[DATA ROWS]
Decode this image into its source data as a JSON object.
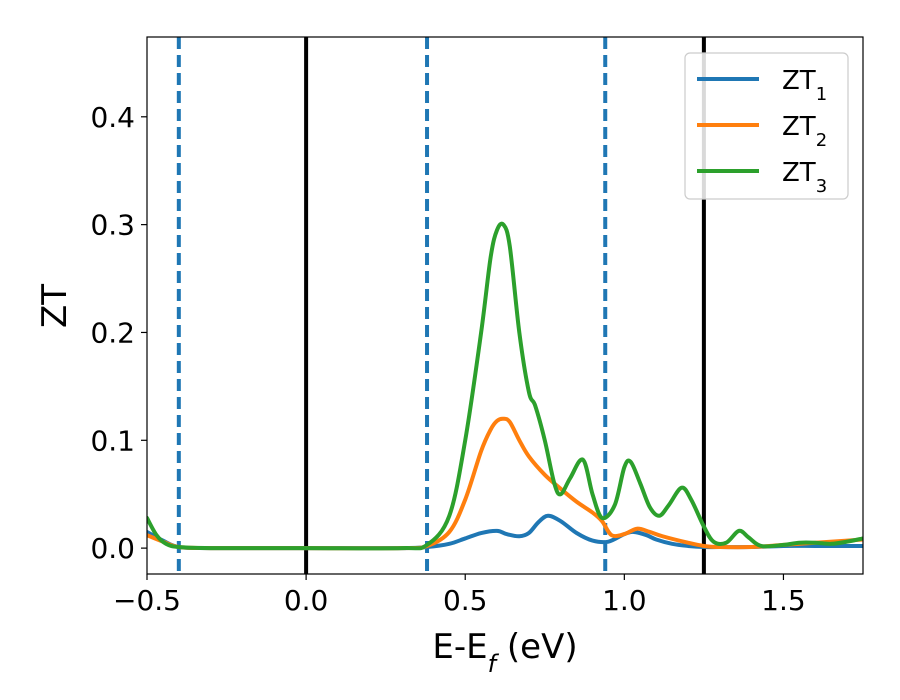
{
  "chart_data": {
    "type": "line",
    "title": "",
    "xlabel": "E-E",
    "xlabel_sub": "f",
    "xlabel_unit": " (eV)",
    "ylabel": "ZT",
    "xlim": [
      -0.5,
      1.75
    ],
    "ylim": [
      -0.024,
      0.474
    ],
    "xticks": [
      -0.5,
      0.0,
      0.5,
      1.0,
      1.5
    ],
    "xtick_labels": [
      "−0.5",
      "0.0",
      "0.5",
      "1.0",
      "1.5"
    ],
    "yticks": [
      0.0,
      0.1,
      0.2,
      0.3,
      0.4
    ],
    "ytick_labels": [
      "0.0",
      "0.1",
      "0.2",
      "0.3",
      "0.4"
    ],
    "grid": false,
    "legend_position": "top-right",
    "vlines_solid": [
      0.0,
      1.25
    ],
    "vlines_dashed": [
      -0.4,
      0.38,
      0.94
    ],
    "vline_solid_color": "#000000",
    "vline_dashed_color": "#1f77b4",
    "series": [
      {
        "name": "ZT",
        "sub": "1",
        "color": "#1f77b4",
        "x": [
          -0.5,
          -0.45,
          -0.4,
          -0.3,
          0.0,
          0.3,
          0.38,
          0.45,
          0.5,
          0.55,
          0.6,
          0.63,
          0.67,
          0.7,
          0.73,
          0.76,
          0.8,
          0.85,
          0.9,
          0.95,
          1.0,
          1.03,
          1.07,
          1.1,
          1.15,
          1.2,
          1.25,
          1.3,
          1.4,
          1.5,
          1.6,
          1.7,
          1.75
        ],
        "y": [
          0.015,
          0.007,
          0.001,
          0.0,
          0.0,
          0.0,
          0.001,
          0.004,
          0.009,
          0.014,
          0.016,
          0.013,
          0.011,
          0.014,
          0.024,
          0.03,
          0.025,
          0.014,
          0.007,
          0.006,
          0.013,
          0.015,
          0.012,
          0.008,
          0.004,
          0.002,
          0.001,
          0.001,
          0.001,
          0.002,
          0.002,
          0.002,
          0.002
        ]
      },
      {
        "name": "ZT",
        "sub": "2",
        "color": "#ff7f0e",
        "x": [
          -0.5,
          -0.45,
          -0.4,
          -0.3,
          0.0,
          0.3,
          0.38,
          0.45,
          0.5,
          0.55,
          0.58,
          0.6,
          0.62,
          0.64,
          0.67,
          0.7,
          0.75,
          0.8,
          0.85,
          0.9,
          0.93,
          0.96,
          1.0,
          1.04,
          1.08,
          1.12,
          1.2,
          1.25,
          1.3,
          1.4,
          1.5,
          1.6,
          1.7,
          1.75
        ],
        "y": [
          0.012,
          0.006,
          0.001,
          0.0,
          0.0,
          0.0,
          0.002,
          0.015,
          0.045,
          0.09,
          0.11,
          0.118,
          0.12,
          0.117,
          0.1,
          0.085,
          0.068,
          0.055,
          0.043,
          0.033,
          0.025,
          0.012,
          0.013,
          0.018,
          0.015,
          0.011,
          0.005,
          0.002,
          0.001,
          0.001,
          0.003,
          0.005,
          0.007,
          0.008
        ]
      },
      {
        "name": "ZT",
        "sub": "3",
        "color": "#2ca02c",
        "x": [
          -0.5,
          -0.47,
          -0.44,
          -0.4,
          -0.3,
          0.0,
          0.3,
          0.38,
          0.45,
          0.5,
          0.55,
          0.58,
          0.6,
          0.62,
          0.64,
          0.67,
          0.7,
          0.72,
          0.75,
          0.78,
          0.8,
          0.83,
          0.87,
          0.9,
          0.93,
          0.97,
          1.0,
          1.02,
          1.05,
          1.08,
          1.11,
          1.14,
          1.18,
          1.21,
          1.25,
          1.28,
          1.32,
          1.36,
          1.39,
          1.43,
          1.5,
          1.55,
          1.6,
          1.65,
          1.7,
          1.75
        ],
        "y": [
          0.028,
          0.012,
          0.004,
          0.001,
          0.0,
          0.0,
          0.0,
          0.003,
          0.03,
          0.1,
          0.2,
          0.27,
          0.295,
          0.3,
          0.28,
          0.2,
          0.145,
          0.132,
          0.1,
          0.06,
          0.05,
          0.065,
          0.082,
          0.05,
          0.028,
          0.04,
          0.075,
          0.08,
          0.06,
          0.038,
          0.03,
          0.04,
          0.056,
          0.045,
          0.02,
          0.006,
          0.005,
          0.016,
          0.01,
          0.002,
          0.003,
          0.005,
          0.005,
          0.004,
          0.006,
          0.009
        ]
      }
    ]
  }
}
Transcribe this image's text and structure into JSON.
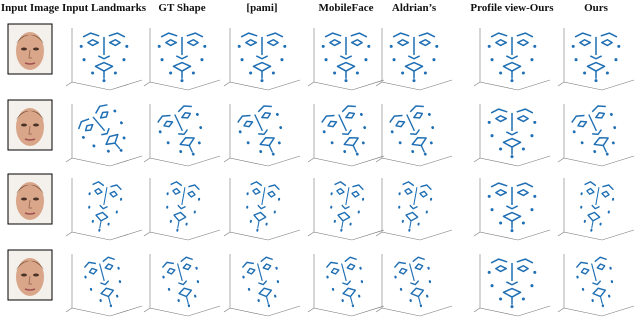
{
  "columns": [
    "Input Image",
    "Input Landmarks",
    "GT Shape",
    "[pami]",
    "MobileFace",
    "Aldrian’s",
    "Profile view-Ours",
    "Ours"
  ]
}
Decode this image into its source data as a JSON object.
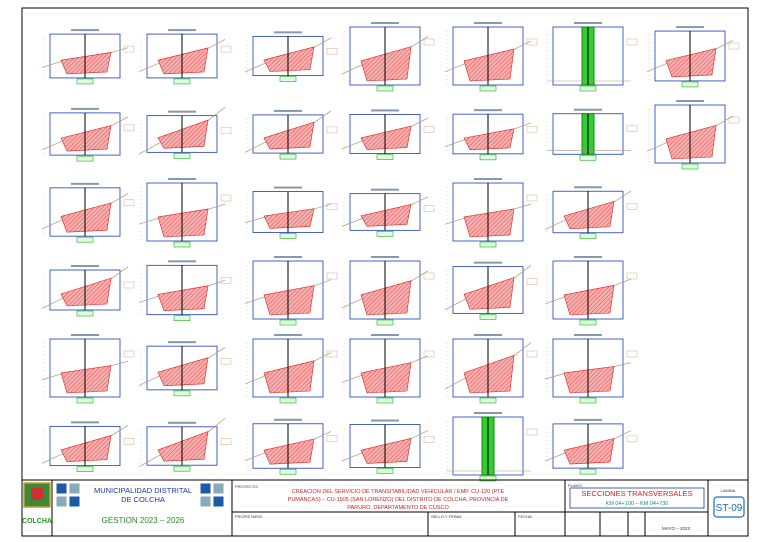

[INSTRUCTION] Leave out the pictures and transcribe the entries above exactly.

[FINISHED ANSWER]
Decode this image into its source data as a JSON object.
{
  "chart_data": {
    "type": "line",
    "title": "",
    "xlabel": "E-E",
    "xlabel_sub": "f",
    "xlabel_unit": " (eV)",
    "ylabel": "ZT",
    "xlim": [
      -0.5,
      1.75
    ],
    "ylim": [
      -0.024,
      0.474
    ],
    "xticks": [
      -0.5,
      0.0,
      0.5,
      1.0,
      1.5
    ],
    "xtick_labels": [
      "−0.5",
      "0.0",
      "0.5",
      "1.0",
      "1.5"
    ],
    "yticks": [
      0.0,
      0.1,
      0.2,
      0.3,
      0.4
    ],
    "ytick_labels": [
      "0.0",
      "0.1",
      "0.2",
      "0.3",
      "0.4"
    ],
    "grid": false,
    "legend_position": "top-right",
    "vlines_solid": [
      0.0,
      1.25
    ],
    "vlines_dashed": [
      -0.4,
      0.38,
      0.94
    ],
    "vline_solid_color": "#000000",
    "vline_dashed_color": "#1f77b4",
    "series": [
      {
        "name": "ZT",
        "sub": "1",
        "color": "#1f77b4",
        "x": [
          -0.5,
          -0.45,
          -0.4,
          -0.3,
          0.0,
          0.3,
          0.38,
          0.45,
          0.5,
          0.55,
          0.6,
          0.63,
          0.67,
          0.7,
          0.73,
          0.76,
          0.8,
          0.85,
          0.9,
          0.95,
          1.0,
          1.03,
          1.07,
          1.1,
          1.15,
          1.2,
          1.25,
          1.3,
          1.4,
          1.5,
          1.6,
          1.7,
          1.75
        ],
        "y": [
          0.015,
          0.007,
          0.001,
          0.0,
          0.0,
          0.0,
          0.001,
          0.004,
          0.009,
          0.014,
          0.016,
          0.013,
          0.011,
          0.014,
          0.024,
          0.03,
          0.025,
          0.014,
          0.007,
          0.006,
          0.013,
          0.015,
          0.012,
          0.008,
          0.004,
          0.002,
          0.001,
          0.001,
          0.001,
          0.002,
          0.002,
          0.002,
          0.002
        ]
      },
      {
        "name": "ZT",
        "sub": "2",
        "color": "#ff7f0e",
        "x": [
          -0.5,
          -0.45,
          -0.4,
          -0.3,
          0.0,
          0.3,
          0.38,
          0.45,
          0.5,
          0.55,
          0.58,
          0.6,
          0.62,
          0.64,
          0.67,
          0.7,
          0.75,
          0.8,
          0.85,
          0.9,
          0.93,
          0.96,
          1.0,
          1.04,
          1.08,
          1.12,
          1.2,
          1.25,
          1.3,
          1.4,
          1.5,
          1.6,
          1.7,
          1.75
        ],
        "y": [
          0.012,
          0.006,
          0.001,
          0.0,
          0.0,
          0.0,
          0.002,
          0.015,
          0.045,
          0.09,
          0.11,
          0.118,
          0.12,
          0.117,
          0.1,
          0.085,
          0.068,
          0.055,
          0.043,
          0.033,
          0.025,
          0.012,
          0.013,
          0.018,
          0.015,
          0.011,
          0.005,
          0.002,
          0.001,
          0.001,
          0.003,
          0.005,
          0.007,
          0.008
        ]
      },
      {
        "name": "ZT",
        "sub": "3",
        "color": "#2ca02c",
        "x": [
          -0.5,
          -0.47,
          -0.44,
          -0.4,
          -0.3,
          0.0,
          0.3,
          0.38,
          0.45,
          0.5,
          0.55,
          0.58,
          0.6,
          0.62,
          0.64,
          0.67,
          0.7,
          0.72,
          0.75,
          0.78,
          0.8,
          0.83,
          0.87,
          0.9,
          0.93,
          0.97,
          1.0,
          1.02,
          1.05,
          1.08,
          1.11,
          1.14,
          1.18,
          1.21,
          1.25,
          1.28,
          1.32,
          1.36,
          1.39,
          1.43,
          1.5,
          1.55,
          1.6,
          1.65,
          1.7,
          1.75
        ],
        "y": [
          0.028,
          0.012,
          0.004,
          0.001,
          0.0,
          0.0,
          0.0,
          0.003,
          0.03,
          0.1,
          0.2,
          0.27,
          0.295,
          0.3,
          0.28,
          0.2,
          0.145,
          0.132,
          0.1,
          0.06,
          0.05,
          0.065,
          0.082,
          0.05,
          0.028,
          0.04,
          0.075,
          0.08,
          0.06,
          0.038,
          0.03,
          0.04,
          0.056,
          0.045,
          0.02,
          0.006,
          0.005,
          0.016,
          0.01,
          0.002,
          0.003,
          0.005,
          0.005,
          0.004,
          0.006,
          0.009
        ]
      }
    ]
  }
}
Transcribe this image's text and structure into JSON.
{
  "columns": [
    "Input Image",
    "Input Landmarks",
    "GT Shape",
    "[pami]",
    "MobileFace",
    "Aldrian’s",
    "Profile view-Ours",
    "Ours"
  ]
}
Decode this image into its source data as a JSON object.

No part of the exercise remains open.